All of the lines below are to be printed again exactly; images are excluded from the output.

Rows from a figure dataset
• • • •

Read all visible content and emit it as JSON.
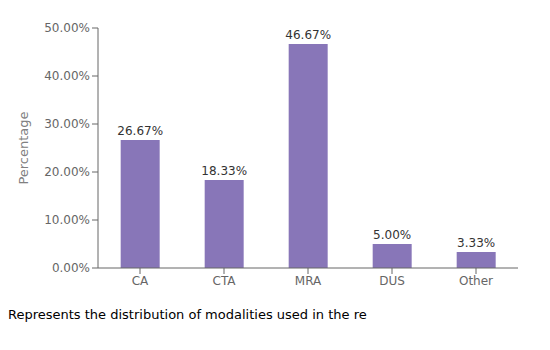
{
  "chart_data": {
    "type": "bar",
    "categories": [
      "CA",
      "CTA",
      "MRA",
      "DUS",
      "Other"
    ],
    "values": [
      26.67,
      18.33,
      46.67,
      5.0,
      3.33
    ],
    "value_labels": [
      "26.67%",
      "18.33%",
      "46.67%",
      "5.00%",
      "3.33%"
    ],
    "data_labels": true,
    "color": "#8876b8",
    "ylabel": "Percentage",
    "ylim": [
      0,
      50
    ],
    "yticks": [
      {
        "value": 0,
        "label": "0.00%"
      },
      {
        "value": 10,
        "label": "10.00%"
      },
      {
        "value": 20,
        "label": "20.00%"
      },
      {
        "value": 30,
        "label": "30.00%"
      },
      {
        "value": 40,
        "label": "40.00%"
      },
      {
        "value": 50,
        "label": "50.00%"
      }
    ],
    "grid": false,
    "annotations": [
      "Represents the distribution of modalities used in the re"
    ]
  }
}
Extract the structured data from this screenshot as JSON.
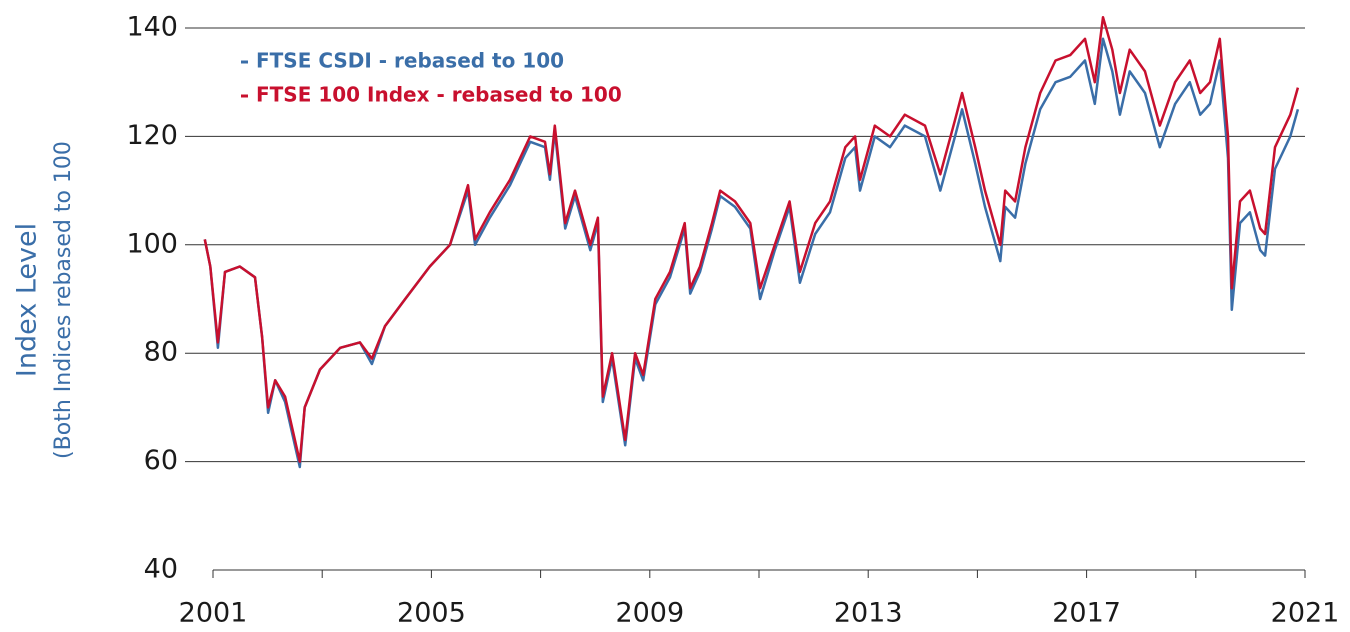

• • • •

* **EXPECTED ANSWER**
Read all visible content and emit it as JSON.
{
  "chart_data": {
    "type": "bar",
    "categories": [
      "CA",
      "CTA",
      "MRA",
      "DUS",
      "Other"
    ],
    "values": [
      26.67,
      18.33,
      46.67,
      5.0,
      3.33
    ],
    "value_labels": [
      "26.67%",
      "18.33%",
      "46.67%",
      "5.00%",
      "3.33%"
    ],
    "data_labels": true,
    "color": "#8876b8",
    "ylabel": "Percentage",
    "ylim": [
      0,
      50
    ],
    "yticks": [
      {
        "value": 0,
        "label": "0.00%"
      },
      {
        "value": 10,
        "label": "10.00%"
      },
      {
        "value": 20,
        "label": "20.00%"
      },
      {
        "value": 30,
        "label": "30.00%"
      },
      {
        "value": 40,
        "label": "40.00%"
      },
      {
        "value": 50,
        "label": "50.00%"
      }
    ],
    "grid": false,
    "annotations": [
      "Represents the distribution of modalities used in the re"
    ]
  }
}
Extract the structured data from this screenshot as JSON.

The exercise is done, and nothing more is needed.